>>>>>

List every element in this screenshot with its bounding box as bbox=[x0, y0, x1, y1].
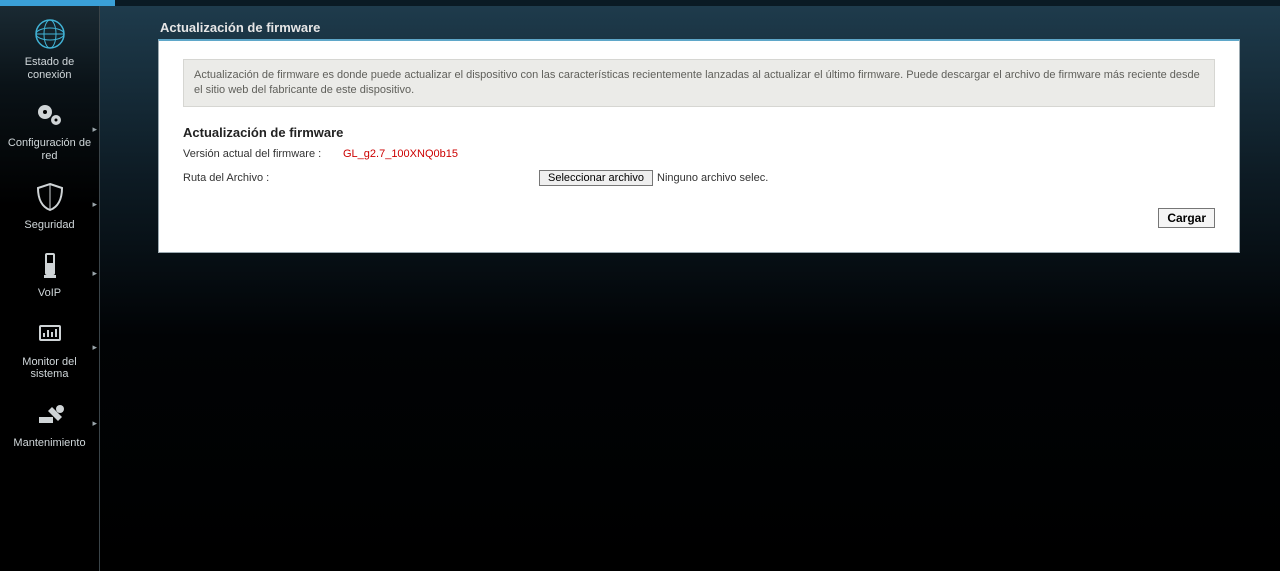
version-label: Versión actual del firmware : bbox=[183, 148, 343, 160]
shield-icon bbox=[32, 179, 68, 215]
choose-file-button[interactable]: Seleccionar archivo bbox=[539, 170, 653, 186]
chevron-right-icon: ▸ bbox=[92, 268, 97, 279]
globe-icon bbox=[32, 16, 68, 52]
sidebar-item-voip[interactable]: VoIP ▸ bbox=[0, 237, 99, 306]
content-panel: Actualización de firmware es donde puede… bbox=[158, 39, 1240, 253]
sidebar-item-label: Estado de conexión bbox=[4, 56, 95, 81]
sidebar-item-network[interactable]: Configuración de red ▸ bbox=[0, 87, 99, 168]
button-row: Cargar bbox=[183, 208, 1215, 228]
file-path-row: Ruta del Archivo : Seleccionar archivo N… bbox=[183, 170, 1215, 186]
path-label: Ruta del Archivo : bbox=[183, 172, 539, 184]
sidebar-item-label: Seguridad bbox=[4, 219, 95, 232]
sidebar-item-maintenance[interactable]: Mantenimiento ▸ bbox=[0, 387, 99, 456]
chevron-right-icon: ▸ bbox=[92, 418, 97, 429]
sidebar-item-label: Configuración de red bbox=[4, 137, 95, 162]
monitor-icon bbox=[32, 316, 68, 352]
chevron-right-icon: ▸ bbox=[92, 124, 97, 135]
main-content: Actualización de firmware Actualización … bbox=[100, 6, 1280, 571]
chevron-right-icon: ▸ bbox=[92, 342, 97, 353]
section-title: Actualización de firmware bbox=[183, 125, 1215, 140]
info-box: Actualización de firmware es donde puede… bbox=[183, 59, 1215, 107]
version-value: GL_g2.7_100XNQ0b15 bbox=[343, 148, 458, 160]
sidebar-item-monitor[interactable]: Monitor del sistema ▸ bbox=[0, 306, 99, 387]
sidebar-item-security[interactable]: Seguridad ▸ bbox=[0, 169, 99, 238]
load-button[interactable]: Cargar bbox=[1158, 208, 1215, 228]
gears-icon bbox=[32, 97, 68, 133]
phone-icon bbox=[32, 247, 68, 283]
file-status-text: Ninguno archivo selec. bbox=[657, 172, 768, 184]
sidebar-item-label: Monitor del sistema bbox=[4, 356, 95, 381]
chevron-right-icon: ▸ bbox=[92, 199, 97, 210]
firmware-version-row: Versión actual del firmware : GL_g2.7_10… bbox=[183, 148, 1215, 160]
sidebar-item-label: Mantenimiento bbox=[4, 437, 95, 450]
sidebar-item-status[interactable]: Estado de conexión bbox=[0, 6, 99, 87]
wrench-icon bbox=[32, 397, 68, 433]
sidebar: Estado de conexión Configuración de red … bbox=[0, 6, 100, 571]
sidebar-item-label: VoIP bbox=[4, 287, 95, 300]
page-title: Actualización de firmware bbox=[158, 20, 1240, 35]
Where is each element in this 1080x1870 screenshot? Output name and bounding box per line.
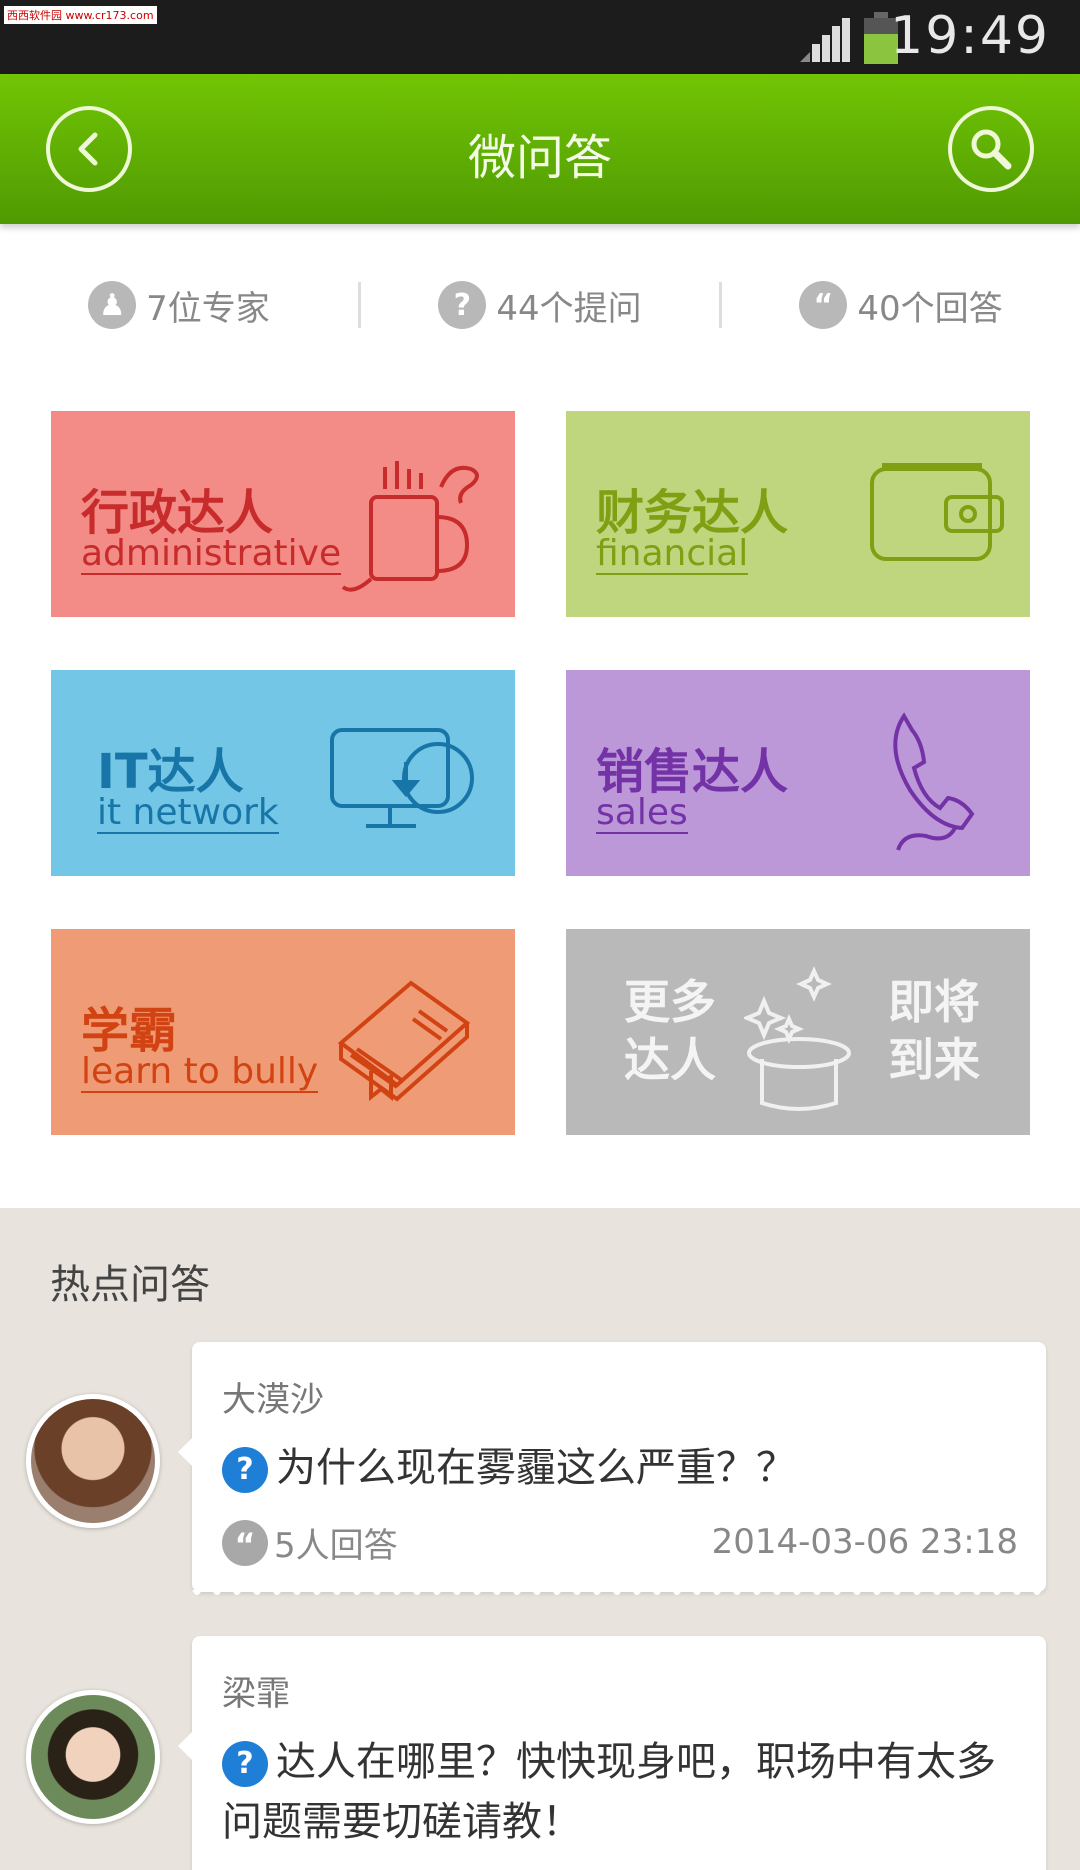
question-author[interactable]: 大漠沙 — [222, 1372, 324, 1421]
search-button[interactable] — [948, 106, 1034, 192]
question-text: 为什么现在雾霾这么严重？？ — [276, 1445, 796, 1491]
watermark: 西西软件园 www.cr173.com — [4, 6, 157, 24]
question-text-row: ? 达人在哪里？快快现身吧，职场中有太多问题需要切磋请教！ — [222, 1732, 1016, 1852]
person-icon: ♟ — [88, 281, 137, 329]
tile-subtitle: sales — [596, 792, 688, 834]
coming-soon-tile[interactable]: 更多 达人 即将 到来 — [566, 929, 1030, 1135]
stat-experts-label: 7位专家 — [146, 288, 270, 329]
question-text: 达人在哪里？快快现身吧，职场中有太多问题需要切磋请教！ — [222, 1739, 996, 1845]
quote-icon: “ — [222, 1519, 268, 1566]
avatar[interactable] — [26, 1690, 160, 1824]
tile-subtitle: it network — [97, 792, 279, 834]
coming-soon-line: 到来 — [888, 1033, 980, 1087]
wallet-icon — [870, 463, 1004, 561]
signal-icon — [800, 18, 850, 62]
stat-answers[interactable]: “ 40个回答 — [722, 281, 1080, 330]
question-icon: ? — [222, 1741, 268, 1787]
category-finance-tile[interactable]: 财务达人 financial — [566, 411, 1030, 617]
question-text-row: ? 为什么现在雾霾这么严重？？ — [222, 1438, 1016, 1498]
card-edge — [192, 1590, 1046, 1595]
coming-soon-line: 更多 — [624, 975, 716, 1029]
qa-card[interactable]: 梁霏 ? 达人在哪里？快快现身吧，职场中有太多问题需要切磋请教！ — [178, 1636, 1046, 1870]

<<<<<

[Directions for this task]
Write out every row above verbatim, leaving out the pictures.

[Output for this exercise]
List every element in this screenshot with its bounding box as bbox=[x0, y0, x1, y1].
version-label: Versión actual del firmware : bbox=[183, 148, 343, 160]
shield-icon bbox=[32, 179, 68, 215]
choose-file-button[interactable]: Seleccionar archivo bbox=[539, 170, 653, 186]
chevron-right-icon: ▸ bbox=[92, 268, 97, 279]
globe-icon bbox=[32, 16, 68, 52]
sidebar-item-voip[interactable]: VoIP ▸ bbox=[0, 237, 99, 306]
content-panel: Actualización de firmware es donde puede… bbox=[158, 39, 1240, 253]
sidebar-item-label: Estado de conexión bbox=[4, 56, 95, 81]
sidebar-item-network[interactable]: Configuración de red ▸ bbox=[0, 87, 99, 168]
button-row: Cargar bbox=[183, 208, 1215, 228]
file-path-row: Ruta del Archivo : Seleccionar archivo N… bbox=[183, 170, 1215, 186]
path-label: Ruta del Archivo : bbox=[183, 172, 539, 184]
sidebar-item-label: Seguridad bbox=[4, 219, 95, 232]
sidebar-item-maintenance[interactable]: Mantenimiento ▸ bbox=[0, 387, 99, 456]
chevron-right-icon: ▸ bbox=[92, 418, 97, 429]
sidebar-item-label: Configuración de red bbox=[4, 137, 95, 162]
monitor-icon bbox=[32, 316, 68, 352]
chevron-right-icon: ▸ bbox=[92, 124, 97, 135]
main-content: Actualización de firmware Actualización … bbox=[100, 6, 1280, 571]
chevron-right-icon: ▸ bbox=[92, 342, 97, 353]
section-title: Actualización de firmware bbox=[183, 125, 1215, 140]
info-box: Actualización de firmware es donde puede… bbox=[183, 59, 1215, 107]
version-value: GL_g2.7_100XNQ0b15 bbox=[343, 148, 458, 160]
sidebar-item-monitor[interactable]: Monitor del sistema ▸ bbox=[0, 306, 99, 387]
sidebar-item-security[interactable]: Seguridad ▸ bbox=[0, 169, 99, 238]
load-button[interactable]: Cargar bbox=[1158, 208, 1215, 228]
gears-icon bbox=[32, 97, 68, 133]
phone-icon bbox=[32, 247, 68, 283]
file-status-text: Ninguno archivo selec. bbox=[657, 172, 768, 184]
sidebar-item-label: Monitor del sistema bbox=[4, 356, 95, 381]
chevron-right-icon: ▸ bbox=[92, 199, 97, 210]
firmware-version-row: Versión actual del firmware : GL_g2.7_10… bbox=[183, 148, 1215, 160]
sidebar-item-label: Mantenimiento bbox=[4, 437, 95, 450]
sidebar-item-status[interactable]: Estado de conexión bbox=[0, 6, 99, 87]
wrench-icon bbox=[32, 397, 68, 433]
sidebar: Estado de conexión Configuración de red … bbox=[0, 6, 100, 571]
sidebar-item-label: VoIP bbox=[4, 287, 95, 300]
page-title: Actualización de firmware bbox=[158, 20, 1240, 35]
Where is each element in this 1080x1870 screenshot? Output name and bounding box per line.
question-author[interactable]: 大漠沙 — [222, 1372, 324, 1421]
search-button[interactable] — [948, 106, 1034, 192]
question-text: 为什么现在雾霾这么严重？？ — [276, 1445, 796, 1491]
watermark: 西西软件园 www.cr173.com — [4, 6, 157, 24]
question-text-row: ? 达人在哪里？快快现身吧，职场中有太多问题需要切磋请教！ — [222, 1732, 1016, 1852]
person-icon: ♟ — [88, 281, 137, 329]
tile-subtitle: sales — [596, 792, 688, 834]
coming-soon-tile[interactable]: 更多 达人 即将 到来 — [566, 929, 1030, 1135]
stat-experts-label: 7位专家 — [146, 288, 270, 329]
question-text: 达人在哪里？快快现身吧，职场中有太多问题需要切磋请教！ — [222, 1739, 996, 1845]
quote-icon: “ — [222, 1519, 268, 1566]
avatar[interactable] — [26, 1690, 160, 1824]
tile-subtitle: it network — [97, 792, 279, 834]
coming-soon-line: 到来 — [888, 1033, 980, 1087]
wallet-icon — [870, 463, 1004, 561]
signal-icon — [800, 18, 850, 62]
stat-answers[interactable]: “ 40个回答 — [722, 281, 1080, 330]
question-icon: ? — [222, 1741, 268, 1787]
category-finance-tile[interactable]: 财务达人 financial — [566, 411, 1030, 617]
question-text-row: ? 为什么现在雾霾这么严重？？ — [222, 1438, 1016, 1498]
card-edge — [192, 1590, 1046, 1595]
coming-soon-line: 更多 — [624, 975, 716, 1029]
qa-card[interactable]: 梁霏 ? 达人在哪里？快快现身吧，职场中有太多问题需要切磋请教！ — [178, 1636, 1046, 1870]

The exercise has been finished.